Written exercise
Copy each line of the listing below exactly.

Data section
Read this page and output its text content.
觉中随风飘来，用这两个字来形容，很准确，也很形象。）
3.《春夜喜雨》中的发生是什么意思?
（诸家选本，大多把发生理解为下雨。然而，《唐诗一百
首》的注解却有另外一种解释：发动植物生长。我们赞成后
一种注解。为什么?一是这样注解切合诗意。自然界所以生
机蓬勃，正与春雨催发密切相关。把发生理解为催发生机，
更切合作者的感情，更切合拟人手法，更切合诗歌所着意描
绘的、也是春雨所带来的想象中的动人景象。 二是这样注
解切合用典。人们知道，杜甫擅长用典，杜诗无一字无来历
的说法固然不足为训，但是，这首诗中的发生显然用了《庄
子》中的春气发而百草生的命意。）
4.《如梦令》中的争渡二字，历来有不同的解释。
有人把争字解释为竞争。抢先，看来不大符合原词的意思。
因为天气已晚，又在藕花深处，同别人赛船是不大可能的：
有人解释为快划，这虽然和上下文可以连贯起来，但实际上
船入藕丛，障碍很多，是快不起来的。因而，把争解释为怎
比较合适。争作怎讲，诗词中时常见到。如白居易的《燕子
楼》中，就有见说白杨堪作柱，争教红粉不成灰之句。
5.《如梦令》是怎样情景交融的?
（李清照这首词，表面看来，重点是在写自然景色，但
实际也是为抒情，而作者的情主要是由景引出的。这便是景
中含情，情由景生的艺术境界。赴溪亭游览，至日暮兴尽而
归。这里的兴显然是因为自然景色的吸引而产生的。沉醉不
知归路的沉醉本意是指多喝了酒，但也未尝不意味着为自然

Response
Read this page and output its text content.
觉中随风飘来，用这两个字来形容，很准确，也很形象。）
3.《春夜喜雨》中的发生是什么意思?
（诸家选本，大多把发生理解为下雨。然而，《唐诗一百
首》的注解却有另外一种解释：发动植物生长。我们赞成后
一种注解。为什么?一是这样注解切合诗意。自然界所以生
机蓬勃，正与春雨催发密切相关。把发生理解为催发生机，
更切合作者的感情，更切合拟人手法，更切合诗歌所着意描
绘的、也是春雨所带来的想象中的动人景象。 二是这样注
解切合用典。人们知道，杜甫擅长用典，杜诗无一字无来历
的说法固然不足为训，但是，这首诗中的发生显然用了《庄
子》中的春气发而百草生的命意。）
4.《如梦令》中的争渡二字，历来有不同的解释。
有人把争字解释为竞争。抢先，看来不大符合原词的意思。
因为天气已晚，又在藕花深处，同别人赛船是不大可能的：
有人解释为快划，这虽然和上下文可以连贯起来，但实际上
船入藕丛，障碍很多，是快不起来的。因而，把争解释为怎
比较合适。争作怎讲，诗词中时常见到。如白居易的《燕子
楼》中，就有见说白杨堪作柱，争教红粉不成灰之句。
5.《如梦令》是怎样情景交融的?
（李清照这首词，表面看来，重点是在写自然景色，但
实际也是为抒情，而作者的情主要是由景引出的。这便是景
中含情，情由景生的艺术境界。赴溪亭游览，至日暮兴尽而
归。这里的兴显然是因为自然景色的吸引而产生的。沉醉不
知归路的沉醉本意是指多喝了酒，但也未尝不意味着为自然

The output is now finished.